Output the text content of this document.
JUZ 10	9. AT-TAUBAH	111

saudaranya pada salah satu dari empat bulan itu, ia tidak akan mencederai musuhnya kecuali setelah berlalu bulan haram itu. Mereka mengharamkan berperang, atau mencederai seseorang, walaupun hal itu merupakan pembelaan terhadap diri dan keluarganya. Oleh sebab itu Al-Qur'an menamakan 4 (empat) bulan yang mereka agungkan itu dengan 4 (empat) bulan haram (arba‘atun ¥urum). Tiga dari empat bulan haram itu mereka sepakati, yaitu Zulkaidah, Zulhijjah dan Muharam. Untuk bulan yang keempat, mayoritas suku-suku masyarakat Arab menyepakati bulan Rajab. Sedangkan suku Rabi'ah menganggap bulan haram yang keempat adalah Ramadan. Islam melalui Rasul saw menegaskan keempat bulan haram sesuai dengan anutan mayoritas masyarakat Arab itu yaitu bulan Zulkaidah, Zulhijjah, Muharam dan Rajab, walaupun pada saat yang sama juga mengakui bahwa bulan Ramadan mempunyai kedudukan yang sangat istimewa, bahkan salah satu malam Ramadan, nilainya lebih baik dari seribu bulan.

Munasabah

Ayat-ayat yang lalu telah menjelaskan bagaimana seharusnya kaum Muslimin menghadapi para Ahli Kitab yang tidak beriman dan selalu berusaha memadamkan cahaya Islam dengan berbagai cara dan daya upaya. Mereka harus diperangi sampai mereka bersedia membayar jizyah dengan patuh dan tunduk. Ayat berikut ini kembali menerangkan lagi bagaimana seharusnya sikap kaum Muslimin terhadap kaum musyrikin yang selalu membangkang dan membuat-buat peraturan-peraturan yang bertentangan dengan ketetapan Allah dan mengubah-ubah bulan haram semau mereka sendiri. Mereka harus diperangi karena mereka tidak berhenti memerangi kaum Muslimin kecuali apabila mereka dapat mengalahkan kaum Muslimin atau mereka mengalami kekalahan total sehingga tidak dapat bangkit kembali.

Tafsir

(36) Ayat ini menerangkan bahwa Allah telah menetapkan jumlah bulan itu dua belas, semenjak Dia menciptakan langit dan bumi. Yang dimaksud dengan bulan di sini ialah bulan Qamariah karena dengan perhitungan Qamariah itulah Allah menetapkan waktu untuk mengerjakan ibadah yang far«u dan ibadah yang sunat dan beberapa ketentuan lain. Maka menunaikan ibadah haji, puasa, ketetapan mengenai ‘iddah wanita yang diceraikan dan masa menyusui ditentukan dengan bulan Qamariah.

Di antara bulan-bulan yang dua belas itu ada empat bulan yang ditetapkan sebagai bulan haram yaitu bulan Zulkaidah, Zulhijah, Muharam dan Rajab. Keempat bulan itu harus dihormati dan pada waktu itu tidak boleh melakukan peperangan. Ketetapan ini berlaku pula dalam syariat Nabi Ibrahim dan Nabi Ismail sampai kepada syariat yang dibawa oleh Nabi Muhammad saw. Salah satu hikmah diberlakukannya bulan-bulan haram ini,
************
What the task asks:
Output the entries verbatim.

Task solution:
Output the text content of this document.
JUZ 10	9. AT-TAUBAH	111

saudaranya pada salah satu dari empat bulan itu, ia tidak akan mencederai musuhnya kecuali setelah berlalu bulan haram itu. Mereka mengharamkan berperang, atau mencederai seseorang, walaupun hal itu merupakan pembelaan terhadap diri dan keluarganya. Oleh sebab itu Al-Qur'an menamakan 4 (empat) bulan yang mereka agungkan itu dengan 4 (empat) bulan haram (arba‘atun ¥urum). Tiga dari empat bulan haram itu mereka sepakati, yaitu Zulkaidah, Zulhijjah dan Muharam. Untuk bulan yang keempat, mayoritas suku-suku masyarakat Arab menyepakati bulan Rajab. Sedangkan suku Rabi'ah menganggap bulan haram yang keempat adalah Ramadan. Islam melalui Rasul saw menegaskan keempat bulan haram sesuai dengan anutan mayoritas masyarakat Arab itu yaitu bulan Zulkaidah, Zulhijjah, Muharam dan Rajab, walaupun pada saat yang sama juga mengakui bahwa bulan Ramadan mempunyai kedudukan yang sangat istimewa, bahkan salah satu malam Ramadan, nilainya lebih baik dari seribu bulan.

Munasabah

Ayat-ayat yang lalu telah menjelaskan bagaimana seharusnya kaum Muslimin menghadapi para Ahli Kitab yang tidak beriman dan selalu berusaha memadamkan cahaya Islam dengan berbagai cara dan daya upaya. Mereka harus diperangi sampai mereka bersedia membayar jizyah dengan patuh dan tunduk. Ayat berikut ini kembali menerangkan lagi bagaimana seharusnya sikap kaum Muslimin terhadap kaum musyrikin yang selalu membangkang dan membuat-buat peraturan-peraturan yang bertentangan dengan ketetapan Allah dan mengubah-ubah bulan haram semau mereka sendiri. Mereka harus diperangi karena mereka tidak berhenti memerangi kaum Muslimin kecuali apabila mereka dapat mengalahkan kaum Muslimin atau mereka mengalami kekalahan total sehingga tidak dapat bangkit kembali.

Tafsir

(36) Ayat ini menerangkan bahwa Allah telah menetapkan jumlah bulan itu dua belas, semenjak Dia menciptakan langit dan bumi. Yang dimaksud dengan bulan di sini ialah bulan Qamariah karena dengan perhitungan Qamariah itulah Allah menetapkan waktu untuk mengerjakan ibadah yang far«u dan ibadah yang sunat dan beberapa ketentuan lain. Maka menunaikan ibadah haji, puasa, ketetapan mengenai ‘iddah wanita yang diceraikan dan masa menyusui ditentukan dengan bulan Qamariah.

Di antara bulan-bulan yang dua belas itu ada empat bulan yang ditetapkan sebagai bulan haram yaitu bulan Zulkaidah, Zulhijah, Muharam dan Rajab. Keempat bulan itu harus dihormati dan pada waktu itu tidak boleh melakukan peperangan. Ketetapan ini berlaku pula dalam syariat Nabi Ibrahim dan Nabi Ismail sampai kepada syariat yang dibawa oleh Nabi Muhammad saw. Salah satu hikmah diberlakukannya bulan-bulan haram ini,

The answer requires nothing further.